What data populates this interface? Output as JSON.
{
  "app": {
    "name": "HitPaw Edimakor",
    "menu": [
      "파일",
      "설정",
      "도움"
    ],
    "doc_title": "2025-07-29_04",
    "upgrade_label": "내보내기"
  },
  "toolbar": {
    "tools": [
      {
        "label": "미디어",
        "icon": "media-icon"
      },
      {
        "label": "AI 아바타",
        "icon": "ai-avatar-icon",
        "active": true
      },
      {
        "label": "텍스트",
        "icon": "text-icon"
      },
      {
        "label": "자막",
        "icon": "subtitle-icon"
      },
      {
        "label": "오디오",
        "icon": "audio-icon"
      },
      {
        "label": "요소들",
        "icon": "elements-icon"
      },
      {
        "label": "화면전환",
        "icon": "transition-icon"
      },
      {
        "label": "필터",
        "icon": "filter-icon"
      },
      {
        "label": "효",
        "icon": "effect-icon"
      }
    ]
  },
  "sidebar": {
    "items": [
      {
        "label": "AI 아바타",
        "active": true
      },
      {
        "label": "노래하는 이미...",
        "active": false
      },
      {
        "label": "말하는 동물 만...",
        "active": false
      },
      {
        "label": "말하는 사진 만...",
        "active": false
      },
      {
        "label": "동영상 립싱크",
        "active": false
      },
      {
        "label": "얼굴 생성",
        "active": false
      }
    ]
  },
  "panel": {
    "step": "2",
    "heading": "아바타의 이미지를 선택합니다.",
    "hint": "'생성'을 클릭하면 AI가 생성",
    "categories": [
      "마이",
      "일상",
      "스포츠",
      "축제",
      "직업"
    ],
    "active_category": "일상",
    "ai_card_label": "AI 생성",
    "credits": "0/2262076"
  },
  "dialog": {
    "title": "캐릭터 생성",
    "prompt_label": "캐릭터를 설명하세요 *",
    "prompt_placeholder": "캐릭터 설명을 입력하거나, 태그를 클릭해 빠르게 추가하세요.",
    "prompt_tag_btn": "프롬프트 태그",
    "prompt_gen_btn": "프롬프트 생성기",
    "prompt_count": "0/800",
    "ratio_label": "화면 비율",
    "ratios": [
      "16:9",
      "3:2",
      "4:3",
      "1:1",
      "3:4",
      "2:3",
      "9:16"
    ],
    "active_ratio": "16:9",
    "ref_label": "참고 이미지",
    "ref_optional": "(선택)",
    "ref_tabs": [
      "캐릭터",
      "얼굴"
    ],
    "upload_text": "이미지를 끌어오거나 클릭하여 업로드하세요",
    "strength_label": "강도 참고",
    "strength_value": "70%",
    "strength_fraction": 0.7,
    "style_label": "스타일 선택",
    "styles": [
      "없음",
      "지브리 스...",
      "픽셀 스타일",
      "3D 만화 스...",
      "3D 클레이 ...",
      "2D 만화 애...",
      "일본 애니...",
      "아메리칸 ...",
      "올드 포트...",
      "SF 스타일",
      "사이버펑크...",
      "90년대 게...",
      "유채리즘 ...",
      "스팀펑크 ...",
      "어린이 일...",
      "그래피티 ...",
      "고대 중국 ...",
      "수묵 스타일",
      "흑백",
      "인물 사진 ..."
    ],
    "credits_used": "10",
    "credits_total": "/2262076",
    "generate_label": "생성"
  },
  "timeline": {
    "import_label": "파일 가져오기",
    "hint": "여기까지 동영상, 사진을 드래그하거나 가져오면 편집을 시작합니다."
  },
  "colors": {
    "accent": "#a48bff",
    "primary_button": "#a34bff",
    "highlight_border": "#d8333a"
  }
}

--------

Above are the records; retype every one exactly.

:: Exercise result ::
What data populates this interface? Output as JSON.
{
  "app": {
    "name": "HitPaw Edimakor",
    "menu": [
      "파일",
      "설정",
      "도움"
    ],
    "doc_title": "2025-07-29_04",
    "upgrade_label": "내보내기"
  },
  "toolbar": {
    "tools": [
      {
        "label": "미디어",
        "icon": "media-icon"
      },
      {
        "label": "AI 아바타",
        "icon": "ai-avatar-icon",
        "active": true
      },
      {
        "label": "텍스트",
        "icon": "text-icon"
      },
      {
        "label": "자막",
        "icon": "subtitle-icon"
      },
      {
        "label": "오디오",
        "icon": "audio-icon"
      },
      {
        "label": "요소들",
        "icon": "elements-icon"
      },
      {
        "label": "화면전환",
        "icon": "transition-icon"
      },
      {
        "label": "필터",
        "icon": "filter-icon"
      },
      {
        "label": "효",
        "icon": "effect-icon"
      }
    ]
  },
  "sidebar": {
    "items": [
      {
        "label": "AI 아바타",
        "active": true
      },
      {
        "label": "노래하는 이미...",
        "active": false
      },
      {
        "label": "말하는 동물 만...",
        "active": false
      },
      {
        "label": "말하는 사진 만...",
        "active": false
      },
      {
        "label": "동영상 립싱크",
        "active": false
      },
      {
        "label": "얼굴 생성",
        "active": false
      }
    ]
  },
  "panel": {
    "step": "2",
    "heading": "아바타의 이미지를 선택합니다.",
    "hint": "'생성'을 클릭하면 AI가 생성",
    "categories": [
      "마이",
      "일상",
      "스포츠",
      "축제",
      "직업"
    ],
    "active_category": "일상",
    "ai_card_label": "AI 생성",
    "credits": "0/2262076"
  },
  "dialog": {
    "title": "캐릭터 생성",
    "prompt_label": "캐릭터를 설명하세요 *",
    "prompt_placeholder": "캐릭터 설명을 입력하거나, 태그를 클릭해 빠르게 추가하세요.",
    "prompt_tag_btn": "프롬프트 태그",
    "prompt_gen_btn": "프롬프트 생성기",
    "prompt_count": "0/800",
    "ratio_label": "화면 비율",
    "ratios": [
      "16:9",
      "3:2",
      "4:3",
      "1:1",
      "3:4",
      "2:3",
      "9:16"
    ],
    "active_ratio": "16:9",
    "ref_label": "참고 이미지",
    "ref_optional": "(선택)",
    "ref_tabs": [
      "캐릭터",
      "얼굴"
    ],
    "upload_text": "이미지를 끌어오거나 클릭하여 업로드하세요",
    "strength_label": "강도 참고",
    "strength_value": "70%",
    "strength_fraction": 0.7,
    "style_label": "스타일 선택",
    "styles": [
      "없음",
      "지브리 스...",
      "픽셀 스타일",
      "3D 만화 스...",
      "3D 클레이 ...",
      "2D 만화 애...",
      "일본 애니...",
      "아메리칸 ...",
      "올드 포트...",
      "SF 스타일",
      "사이버펑크...",
      "90년대 게...",
      "유채리즘 ...",
      "스팀펑크 ...",
      "어린이 일...",
      "그래피티 ...",
      "고대 중국 ...",
      "수묵 스타일",
      "흑백",
      "인물 사진 ..."
    ],
    "credits_used": "10",
    "credits_total": "/2262076",
    "generate_label": "생성"
  },
  "timeline": {
    "import_label": "파일 가져오기",
    "hint": "여기까지 동영상, 사진을 드래그하거나 가져오면 편집을 시작합니다."
  },
  "colors": {
    "accent": "#a48bff",
    "primary_button": "#a34bff",
    "highlight_border": "#d8333a"
  }
}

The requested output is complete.